+++ Brano +++

Cellulari in classe, la preside li autorizza: "Ma solo in due pause"

L'iniziativa della dirigente dell'istituto Jacopo del Duca Diego Bianca Amato di Cefalù. Ok ai cellulari in classe, ma durante due break predefiniti

Due pause per accendere i cellulari e mandare messaggi e fare telefonate. Ecco la nuova iniziativa voluta da Antonella Cancila, dirigente scolastica dell'istituto Jacopo del Duca Diego Bianca Amato di Cefalù, in provincia di Palermo. La preside ha accolto una proposta degli studenti sull’utilizzo a scuola dei cellulari. I ragazzi avranno alcuni minuti, fra la prima e seconda ora e fra la quinta e sesta ora, per poter accendere i loro telefonini e inviare messaggi ad amici e familiari. "Per conoscere cosa pensano gli studenti sul fumo e l’uso dei cellulari a scuola – spiega la dirigente scolastica – abbiamo distribuito loro un questionario. Dai dati che ne sono venuti fuori sono stata colpita dal fatto che il 69% degli studenti vorrebbe due brevi spazi nell’arco della mattinata per utilizzare il telefonino. Ho accettato questa proposta per vedere cosa succede. Se gli studenti sapranno utilizzare questi due break in maniera responsabile non ci saranno problemi".

+++

» Consegne:
1. Nell'articolo sui cellulari in classe a Cefalù, quale percentuale di studenti vorrebbe due brevi spazi nella mattinata per usare il telefonino?
2. Prosegua l'articolo sui cellulari in classe a Cefalù, riprendendo il testo subito dopo l'ultima frase riportata.

+++ Righe fornite +++

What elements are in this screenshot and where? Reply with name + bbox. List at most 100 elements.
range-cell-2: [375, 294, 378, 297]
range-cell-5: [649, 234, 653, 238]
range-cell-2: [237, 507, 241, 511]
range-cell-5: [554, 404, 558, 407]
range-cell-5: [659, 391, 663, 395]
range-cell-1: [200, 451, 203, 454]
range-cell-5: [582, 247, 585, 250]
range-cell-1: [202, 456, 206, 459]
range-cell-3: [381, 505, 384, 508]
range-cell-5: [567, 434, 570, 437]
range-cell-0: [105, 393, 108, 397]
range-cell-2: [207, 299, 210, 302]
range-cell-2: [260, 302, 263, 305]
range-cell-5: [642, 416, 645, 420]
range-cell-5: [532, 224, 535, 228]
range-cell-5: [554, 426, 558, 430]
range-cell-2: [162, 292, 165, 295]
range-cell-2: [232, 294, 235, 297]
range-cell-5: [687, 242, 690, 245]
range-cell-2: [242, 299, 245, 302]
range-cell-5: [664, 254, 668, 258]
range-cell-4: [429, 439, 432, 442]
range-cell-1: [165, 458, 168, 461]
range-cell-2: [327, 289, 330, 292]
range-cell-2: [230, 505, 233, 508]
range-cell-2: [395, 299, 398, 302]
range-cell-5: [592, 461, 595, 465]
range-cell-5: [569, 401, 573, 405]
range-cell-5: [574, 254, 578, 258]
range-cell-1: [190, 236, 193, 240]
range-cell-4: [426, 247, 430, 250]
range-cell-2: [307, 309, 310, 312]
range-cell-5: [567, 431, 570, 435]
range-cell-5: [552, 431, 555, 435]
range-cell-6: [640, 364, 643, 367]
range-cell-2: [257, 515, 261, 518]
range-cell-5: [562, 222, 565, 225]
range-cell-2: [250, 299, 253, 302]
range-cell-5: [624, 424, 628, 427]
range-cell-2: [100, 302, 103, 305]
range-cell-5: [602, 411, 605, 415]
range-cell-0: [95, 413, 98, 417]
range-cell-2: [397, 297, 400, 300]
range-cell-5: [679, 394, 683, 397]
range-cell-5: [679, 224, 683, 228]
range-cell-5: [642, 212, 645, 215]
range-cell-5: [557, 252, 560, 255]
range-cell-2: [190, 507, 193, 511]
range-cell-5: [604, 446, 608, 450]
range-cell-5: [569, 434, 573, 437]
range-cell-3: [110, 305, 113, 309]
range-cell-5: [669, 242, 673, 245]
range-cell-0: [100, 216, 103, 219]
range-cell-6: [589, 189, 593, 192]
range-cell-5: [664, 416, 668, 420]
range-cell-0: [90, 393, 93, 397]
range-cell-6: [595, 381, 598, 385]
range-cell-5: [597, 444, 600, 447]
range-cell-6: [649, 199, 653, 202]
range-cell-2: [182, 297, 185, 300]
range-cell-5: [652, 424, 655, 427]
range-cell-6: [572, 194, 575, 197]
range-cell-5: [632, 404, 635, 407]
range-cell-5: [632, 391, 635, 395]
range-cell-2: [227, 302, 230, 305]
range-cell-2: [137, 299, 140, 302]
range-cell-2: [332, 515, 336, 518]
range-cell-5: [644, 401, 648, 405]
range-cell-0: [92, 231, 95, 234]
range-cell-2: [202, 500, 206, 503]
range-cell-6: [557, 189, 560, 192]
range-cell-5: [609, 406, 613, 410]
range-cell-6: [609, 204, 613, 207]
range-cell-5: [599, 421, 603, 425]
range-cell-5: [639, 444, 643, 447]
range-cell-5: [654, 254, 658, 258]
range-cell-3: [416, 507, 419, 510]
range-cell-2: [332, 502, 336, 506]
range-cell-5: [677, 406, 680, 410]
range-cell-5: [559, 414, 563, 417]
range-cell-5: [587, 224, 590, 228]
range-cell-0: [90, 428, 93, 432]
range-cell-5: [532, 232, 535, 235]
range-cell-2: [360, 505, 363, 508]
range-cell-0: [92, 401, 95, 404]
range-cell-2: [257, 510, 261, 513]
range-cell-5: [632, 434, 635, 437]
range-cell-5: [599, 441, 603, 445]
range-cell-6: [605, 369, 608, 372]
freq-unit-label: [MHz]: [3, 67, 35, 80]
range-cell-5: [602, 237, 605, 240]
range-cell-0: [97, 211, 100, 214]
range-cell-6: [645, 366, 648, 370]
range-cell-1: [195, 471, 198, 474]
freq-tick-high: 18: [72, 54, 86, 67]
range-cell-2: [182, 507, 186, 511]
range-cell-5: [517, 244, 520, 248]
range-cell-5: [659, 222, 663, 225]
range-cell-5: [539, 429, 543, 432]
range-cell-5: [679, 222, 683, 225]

+++

» Risposte:
1. Il 69% degli studenti.

2.
La stessa indagine ha visto il 77% degli studenti favorevoli a tenere spento il telefonino mentre si è in classe. Per chi non osserva questa regola gli stessi studenti chiedono una nota disciplinare (44%), di avvisare la famiglia (28%) di abbassare il voto di condotta (20%), di procedere ad una sanzione disciplinare (8%). Con lo stesso questionario agli studenti è stato chiesto cosa pensano dei rischi a cui vanno incontro fumando sigarette. Il 75% ha risposto dicendo di conoscerne i rischi. Gli studenti, però, chiedono incontri a scuola sul tema del fumo (51%) e alla preside chiedono di avvisare le famiglie per coloro che fumano a scuola (26%), senza dimenticare che verso i trasgressori è possibile anche abbassare il voto di condotta (22%), fare una nota disciplinare (21%) e comminare la multa come previsto dalla normativa (17%).

"Oggi la scuola – conclude la preside Cancila – non può non accettare le sfide che arrivano dalle nuove tecnologie e dalla cultura del digitale. I giovani "digital natives" chiedono alla scuola spazi interattivi educativi dove poter raccogliere in modo positivo le sfide di una società che cambia e che si rinnova continuamente. Creare a scuola spazi di incontro e confronto diventa dunque obiettivo prioritario per far sì che gli studenti acquisiscano le competenze necessarie spendibili per il loro progetto di vita. A scuola si costruisce il futuro". Qualche tempo fa alcuni deputati avevano chiesto all'ex ministro del'istruzione, una legge ad hoc per vietare l'uso dei cellulari in classe. Ma la risposta era stata negativa.